• _Aufgaben_:
1/ Entnimm dem Lesetext den Abschnitt von „Gegenüber dem in“ bis einschließlich „nichtig zu erklären.“ und gib ihn unverändert wieder.
2/ Welches Patent soll laut dem Antrag der Klägerin im Lesetext für nichtig erklärt werden?

• _Lesetext_:
· · · ·

Dazu beruft sich die Klägerin u.a. auf folgende Druckschriften:
D1 |
JP 10-23937 |
D2 |
DE 196 39 065 C1 |
D3 |
EP 0 572 971 A2 |
D4 |
US 5 330 063 |
D5 |
JP 9-10048 |
D6 |
DE 42 13 721 A1 |
D7 |
DE 2 258 249 |
D8 |
DE 2 223 822 |
D9 |
US 4 314 734 |
D10 |
U5 4 44 7 177 |
D11 |
KR 2003-0068489 |
D12 |
DE 853 049 |
Sie weist in diesem Zusammenhang noch auf die Dokumente |
FR 2 412 290 |
DE 195 46 984 A1 |
KR 2000-0017943 |
hin, die ebenfalls den Gegenstand der Erfindung so weit nahelegten, dass keine erfinderische Tätigkeit verbleibe. |
Die Klägerin macht weiterhin geltend, dass der Gegenstand des Anspruch 1 gemäß Hauptantrag nicht so deutlich und vollständig offenbart sei, dass ein Fachmann die vermeintliche Erfindung des Streitpatents ausführen könne (§ 22 (1) i. V. m. § 21 (1) Nr. 2 PatG). Zudem gehe der Gegenstand des Anspruchs 1 gemäß Hauptantrag über den Inhalt der Anmeldung in der Fassung hinaus, in der sie beim Deutschen Patent- und Markenamt ursprünglich eingereicht worden sei (§ 22 (1) i. V. m. § 21 (1) Nr. 4 PatG).
Gegenüber dem in der mündlichen Verhandlung vorgelegten Hilfsantrag 0 hat sie eine verspätete Vorlage gerügt.
Die Klägerin beantragt,
das deutsche Patent DE 10 2004 005 362 B4 für nichtig zu erklären.

· · · ·

• _Daten_:
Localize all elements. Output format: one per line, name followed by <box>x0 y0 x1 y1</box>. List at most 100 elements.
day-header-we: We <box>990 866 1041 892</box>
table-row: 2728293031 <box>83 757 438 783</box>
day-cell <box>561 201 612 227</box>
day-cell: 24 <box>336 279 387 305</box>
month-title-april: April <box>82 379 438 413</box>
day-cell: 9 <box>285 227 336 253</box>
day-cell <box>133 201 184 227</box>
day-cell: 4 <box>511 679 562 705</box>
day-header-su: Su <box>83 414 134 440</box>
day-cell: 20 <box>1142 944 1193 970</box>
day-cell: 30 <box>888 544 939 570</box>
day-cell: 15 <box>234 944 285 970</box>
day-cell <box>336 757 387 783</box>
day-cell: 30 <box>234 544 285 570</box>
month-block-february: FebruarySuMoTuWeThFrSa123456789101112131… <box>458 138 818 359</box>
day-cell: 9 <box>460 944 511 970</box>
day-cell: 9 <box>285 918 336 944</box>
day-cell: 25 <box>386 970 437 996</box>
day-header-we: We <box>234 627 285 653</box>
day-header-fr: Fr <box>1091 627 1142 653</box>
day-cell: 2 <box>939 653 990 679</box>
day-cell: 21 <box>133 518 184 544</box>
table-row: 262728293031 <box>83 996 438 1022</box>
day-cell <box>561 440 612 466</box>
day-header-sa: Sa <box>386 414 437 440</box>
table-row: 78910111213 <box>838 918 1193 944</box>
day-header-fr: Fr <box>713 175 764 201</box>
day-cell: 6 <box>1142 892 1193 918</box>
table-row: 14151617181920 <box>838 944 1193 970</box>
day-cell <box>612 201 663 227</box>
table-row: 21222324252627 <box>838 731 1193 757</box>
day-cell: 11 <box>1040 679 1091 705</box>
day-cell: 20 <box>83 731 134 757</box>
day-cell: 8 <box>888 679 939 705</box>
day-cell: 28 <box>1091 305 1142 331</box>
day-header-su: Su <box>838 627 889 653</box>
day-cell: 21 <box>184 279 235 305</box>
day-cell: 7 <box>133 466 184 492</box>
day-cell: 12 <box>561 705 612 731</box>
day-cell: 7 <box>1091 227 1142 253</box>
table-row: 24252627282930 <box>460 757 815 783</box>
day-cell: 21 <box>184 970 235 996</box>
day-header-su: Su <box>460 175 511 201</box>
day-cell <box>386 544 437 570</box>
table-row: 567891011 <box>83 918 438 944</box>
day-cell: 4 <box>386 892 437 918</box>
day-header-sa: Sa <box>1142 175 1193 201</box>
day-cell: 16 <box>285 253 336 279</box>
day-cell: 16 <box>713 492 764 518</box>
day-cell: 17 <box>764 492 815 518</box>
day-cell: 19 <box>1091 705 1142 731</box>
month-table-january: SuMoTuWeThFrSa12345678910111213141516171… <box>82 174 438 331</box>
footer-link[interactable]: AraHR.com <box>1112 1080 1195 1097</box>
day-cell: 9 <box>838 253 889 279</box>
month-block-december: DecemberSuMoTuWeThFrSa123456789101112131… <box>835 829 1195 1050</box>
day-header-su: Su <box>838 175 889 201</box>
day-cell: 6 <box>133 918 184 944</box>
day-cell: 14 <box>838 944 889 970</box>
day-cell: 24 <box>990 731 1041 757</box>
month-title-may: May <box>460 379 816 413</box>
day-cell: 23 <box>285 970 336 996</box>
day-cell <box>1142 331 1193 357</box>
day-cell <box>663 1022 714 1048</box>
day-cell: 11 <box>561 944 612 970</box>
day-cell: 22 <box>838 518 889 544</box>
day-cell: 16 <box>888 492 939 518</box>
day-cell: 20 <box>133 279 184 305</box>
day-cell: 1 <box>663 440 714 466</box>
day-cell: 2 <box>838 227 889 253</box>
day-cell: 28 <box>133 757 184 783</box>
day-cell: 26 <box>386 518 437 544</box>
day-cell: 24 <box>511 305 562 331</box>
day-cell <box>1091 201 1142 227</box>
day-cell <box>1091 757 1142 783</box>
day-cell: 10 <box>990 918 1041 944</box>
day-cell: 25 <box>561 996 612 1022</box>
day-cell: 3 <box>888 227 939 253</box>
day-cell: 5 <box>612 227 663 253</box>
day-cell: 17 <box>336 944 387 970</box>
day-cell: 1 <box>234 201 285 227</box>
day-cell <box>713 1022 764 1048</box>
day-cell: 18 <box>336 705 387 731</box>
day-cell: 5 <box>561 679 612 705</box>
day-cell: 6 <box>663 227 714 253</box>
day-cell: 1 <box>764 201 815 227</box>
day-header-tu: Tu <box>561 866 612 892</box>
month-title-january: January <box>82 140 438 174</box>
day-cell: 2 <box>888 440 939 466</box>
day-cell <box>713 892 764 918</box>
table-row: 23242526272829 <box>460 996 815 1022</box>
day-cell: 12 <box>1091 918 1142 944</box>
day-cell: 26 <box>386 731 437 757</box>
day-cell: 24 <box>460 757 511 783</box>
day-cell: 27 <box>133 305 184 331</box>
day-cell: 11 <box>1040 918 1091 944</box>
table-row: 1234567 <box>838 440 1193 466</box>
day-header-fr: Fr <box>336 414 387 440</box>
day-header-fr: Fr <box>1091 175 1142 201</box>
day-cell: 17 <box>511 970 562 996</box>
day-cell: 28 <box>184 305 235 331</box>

· · · ·

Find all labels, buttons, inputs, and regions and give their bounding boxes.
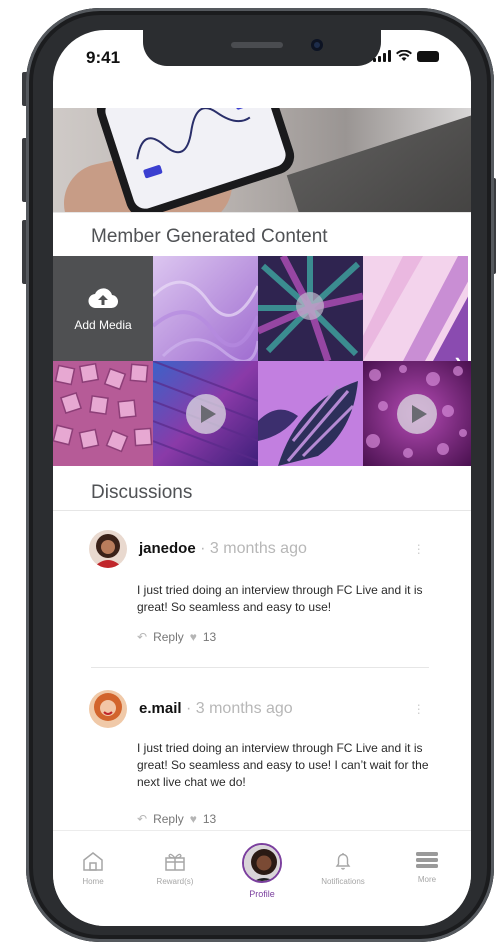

· · · ·

• _Vollständige Antworten_:
1/
Gegenüber dem in der mündlichen Verhandlung vorgelegten Hilfsantrag 0 hat sie eine verspätete Vorlage gerügt.
Die Klägerin beantragt,
das deutsche Patent DE 10 2004 005 362 B4 für nichtig zu erklären.

2/ Das deutsche Patent DE 10 2004 005 362 B4.